[Figure content listings]
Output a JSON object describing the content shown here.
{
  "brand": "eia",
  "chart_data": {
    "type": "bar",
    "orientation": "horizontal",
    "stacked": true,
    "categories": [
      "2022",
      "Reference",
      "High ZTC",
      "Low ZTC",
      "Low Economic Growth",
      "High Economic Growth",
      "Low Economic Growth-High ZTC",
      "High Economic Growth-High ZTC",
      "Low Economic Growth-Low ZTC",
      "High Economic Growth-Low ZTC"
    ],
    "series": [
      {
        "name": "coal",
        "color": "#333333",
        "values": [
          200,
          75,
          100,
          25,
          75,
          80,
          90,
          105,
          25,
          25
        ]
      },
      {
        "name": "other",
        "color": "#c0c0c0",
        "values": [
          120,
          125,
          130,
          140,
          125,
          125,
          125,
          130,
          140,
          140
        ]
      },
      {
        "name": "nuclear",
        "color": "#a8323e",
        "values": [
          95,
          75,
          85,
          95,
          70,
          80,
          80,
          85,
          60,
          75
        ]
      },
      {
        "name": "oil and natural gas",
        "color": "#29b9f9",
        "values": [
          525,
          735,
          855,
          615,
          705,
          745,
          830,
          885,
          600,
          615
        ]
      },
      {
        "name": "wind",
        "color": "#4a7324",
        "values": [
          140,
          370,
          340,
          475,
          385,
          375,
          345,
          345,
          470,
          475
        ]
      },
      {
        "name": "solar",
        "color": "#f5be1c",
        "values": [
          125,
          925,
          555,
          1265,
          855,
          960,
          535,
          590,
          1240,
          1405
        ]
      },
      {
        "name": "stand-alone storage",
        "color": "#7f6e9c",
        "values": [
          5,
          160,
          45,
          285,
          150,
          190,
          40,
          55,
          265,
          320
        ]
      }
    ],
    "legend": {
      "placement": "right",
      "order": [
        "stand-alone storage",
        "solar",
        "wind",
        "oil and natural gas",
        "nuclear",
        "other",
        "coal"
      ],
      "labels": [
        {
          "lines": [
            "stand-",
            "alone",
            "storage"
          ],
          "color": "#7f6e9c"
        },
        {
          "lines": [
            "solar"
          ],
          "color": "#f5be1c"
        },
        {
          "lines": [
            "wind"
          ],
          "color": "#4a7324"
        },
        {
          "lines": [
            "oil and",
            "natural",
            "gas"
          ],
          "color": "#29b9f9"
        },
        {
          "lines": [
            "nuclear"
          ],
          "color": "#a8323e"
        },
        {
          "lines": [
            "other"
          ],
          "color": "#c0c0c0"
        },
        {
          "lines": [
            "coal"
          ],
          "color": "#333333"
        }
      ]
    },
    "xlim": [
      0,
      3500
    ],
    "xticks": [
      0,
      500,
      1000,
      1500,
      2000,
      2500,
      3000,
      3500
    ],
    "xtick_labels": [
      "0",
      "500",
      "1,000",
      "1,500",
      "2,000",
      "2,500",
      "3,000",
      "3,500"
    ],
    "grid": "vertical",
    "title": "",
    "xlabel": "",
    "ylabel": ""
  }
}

• _Work instructions_
Copy out all lines where the word "name" appears.

• _Solved exercise_
        "name": "coal",
        "name": "other",
        "name": "nuclear",
        "name": "oil and natural gas",
        "name": "wind",
        "name": "solar",
        "name": "stand-alone storage",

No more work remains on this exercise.